╭─ Available records

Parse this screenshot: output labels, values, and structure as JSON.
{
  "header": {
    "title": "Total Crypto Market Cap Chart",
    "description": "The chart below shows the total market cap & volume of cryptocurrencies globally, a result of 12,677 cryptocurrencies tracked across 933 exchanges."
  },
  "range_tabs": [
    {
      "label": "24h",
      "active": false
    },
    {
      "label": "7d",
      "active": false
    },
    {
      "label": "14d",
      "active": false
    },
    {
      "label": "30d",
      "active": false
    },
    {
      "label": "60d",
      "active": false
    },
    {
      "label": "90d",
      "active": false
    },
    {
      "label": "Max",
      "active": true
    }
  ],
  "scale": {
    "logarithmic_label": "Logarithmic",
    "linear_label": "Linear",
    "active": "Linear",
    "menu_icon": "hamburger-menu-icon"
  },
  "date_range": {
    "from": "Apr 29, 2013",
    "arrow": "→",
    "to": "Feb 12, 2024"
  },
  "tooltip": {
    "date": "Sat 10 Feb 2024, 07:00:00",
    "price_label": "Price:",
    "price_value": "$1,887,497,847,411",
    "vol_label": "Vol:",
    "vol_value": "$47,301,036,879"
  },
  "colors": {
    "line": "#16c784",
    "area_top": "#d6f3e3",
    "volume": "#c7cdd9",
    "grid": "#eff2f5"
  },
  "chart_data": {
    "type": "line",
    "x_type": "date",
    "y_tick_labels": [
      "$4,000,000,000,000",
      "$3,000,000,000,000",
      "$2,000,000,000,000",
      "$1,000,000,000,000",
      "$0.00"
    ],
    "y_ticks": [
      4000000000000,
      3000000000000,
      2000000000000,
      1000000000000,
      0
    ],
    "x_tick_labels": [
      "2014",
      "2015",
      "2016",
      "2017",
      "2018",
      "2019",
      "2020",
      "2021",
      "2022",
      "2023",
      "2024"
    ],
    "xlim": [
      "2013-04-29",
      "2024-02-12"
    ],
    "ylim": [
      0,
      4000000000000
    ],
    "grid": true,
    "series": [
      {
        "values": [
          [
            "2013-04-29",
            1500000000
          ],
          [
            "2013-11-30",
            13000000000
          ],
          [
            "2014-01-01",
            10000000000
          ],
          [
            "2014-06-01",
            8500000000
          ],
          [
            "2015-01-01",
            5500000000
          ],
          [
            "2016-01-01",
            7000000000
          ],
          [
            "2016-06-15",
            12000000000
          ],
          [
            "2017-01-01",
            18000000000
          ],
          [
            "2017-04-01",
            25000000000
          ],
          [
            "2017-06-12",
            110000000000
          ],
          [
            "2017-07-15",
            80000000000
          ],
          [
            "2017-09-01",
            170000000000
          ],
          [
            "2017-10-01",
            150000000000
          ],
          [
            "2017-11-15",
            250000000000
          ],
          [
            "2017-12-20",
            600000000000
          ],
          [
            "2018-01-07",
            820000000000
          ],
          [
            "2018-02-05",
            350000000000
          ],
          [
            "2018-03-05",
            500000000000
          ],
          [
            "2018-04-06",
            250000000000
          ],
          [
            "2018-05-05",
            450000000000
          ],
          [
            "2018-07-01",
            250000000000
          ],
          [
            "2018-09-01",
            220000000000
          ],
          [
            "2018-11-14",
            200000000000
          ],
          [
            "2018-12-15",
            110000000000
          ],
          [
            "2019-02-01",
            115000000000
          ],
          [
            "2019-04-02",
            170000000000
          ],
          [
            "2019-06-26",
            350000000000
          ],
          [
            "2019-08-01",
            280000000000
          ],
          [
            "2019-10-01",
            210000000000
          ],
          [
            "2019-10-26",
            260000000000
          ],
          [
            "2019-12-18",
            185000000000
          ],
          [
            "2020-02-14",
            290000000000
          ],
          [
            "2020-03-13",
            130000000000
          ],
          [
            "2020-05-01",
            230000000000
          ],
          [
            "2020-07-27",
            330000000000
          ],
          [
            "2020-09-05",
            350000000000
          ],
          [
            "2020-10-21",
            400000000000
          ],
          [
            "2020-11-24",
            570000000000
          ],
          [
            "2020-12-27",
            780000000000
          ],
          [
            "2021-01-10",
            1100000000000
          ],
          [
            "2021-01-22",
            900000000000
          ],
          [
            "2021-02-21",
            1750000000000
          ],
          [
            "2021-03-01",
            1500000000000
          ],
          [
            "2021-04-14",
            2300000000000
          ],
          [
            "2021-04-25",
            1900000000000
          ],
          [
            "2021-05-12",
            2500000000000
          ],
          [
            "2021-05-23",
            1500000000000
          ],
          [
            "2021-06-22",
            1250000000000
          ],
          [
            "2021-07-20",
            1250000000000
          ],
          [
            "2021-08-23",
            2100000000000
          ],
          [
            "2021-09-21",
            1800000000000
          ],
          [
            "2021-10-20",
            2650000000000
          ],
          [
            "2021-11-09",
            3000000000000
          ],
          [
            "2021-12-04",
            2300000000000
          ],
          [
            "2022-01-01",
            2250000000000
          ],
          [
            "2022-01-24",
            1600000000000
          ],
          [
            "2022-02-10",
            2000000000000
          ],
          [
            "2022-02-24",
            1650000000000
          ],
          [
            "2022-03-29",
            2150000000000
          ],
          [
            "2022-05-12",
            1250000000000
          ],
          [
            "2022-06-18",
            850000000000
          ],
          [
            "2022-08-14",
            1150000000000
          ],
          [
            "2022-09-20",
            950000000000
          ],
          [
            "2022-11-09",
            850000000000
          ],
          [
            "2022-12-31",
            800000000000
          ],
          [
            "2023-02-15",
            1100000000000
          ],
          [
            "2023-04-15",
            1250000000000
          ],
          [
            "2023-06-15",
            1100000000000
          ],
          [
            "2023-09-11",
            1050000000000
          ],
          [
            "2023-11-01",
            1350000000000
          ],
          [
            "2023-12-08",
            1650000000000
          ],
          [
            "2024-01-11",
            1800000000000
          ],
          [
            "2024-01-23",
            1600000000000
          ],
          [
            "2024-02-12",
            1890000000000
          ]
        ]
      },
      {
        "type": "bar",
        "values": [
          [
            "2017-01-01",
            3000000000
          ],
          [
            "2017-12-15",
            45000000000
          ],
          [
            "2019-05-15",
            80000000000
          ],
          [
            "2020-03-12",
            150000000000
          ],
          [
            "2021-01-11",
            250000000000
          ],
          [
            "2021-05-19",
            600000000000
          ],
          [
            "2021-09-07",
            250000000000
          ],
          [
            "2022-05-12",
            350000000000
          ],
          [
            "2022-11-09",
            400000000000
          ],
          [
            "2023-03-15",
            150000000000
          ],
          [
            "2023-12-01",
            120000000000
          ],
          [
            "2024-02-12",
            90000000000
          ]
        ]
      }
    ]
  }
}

╰─

**The task**
Determine how many lines of the listing above hold the word "volume". Report that number without anything else.

**Task response**
2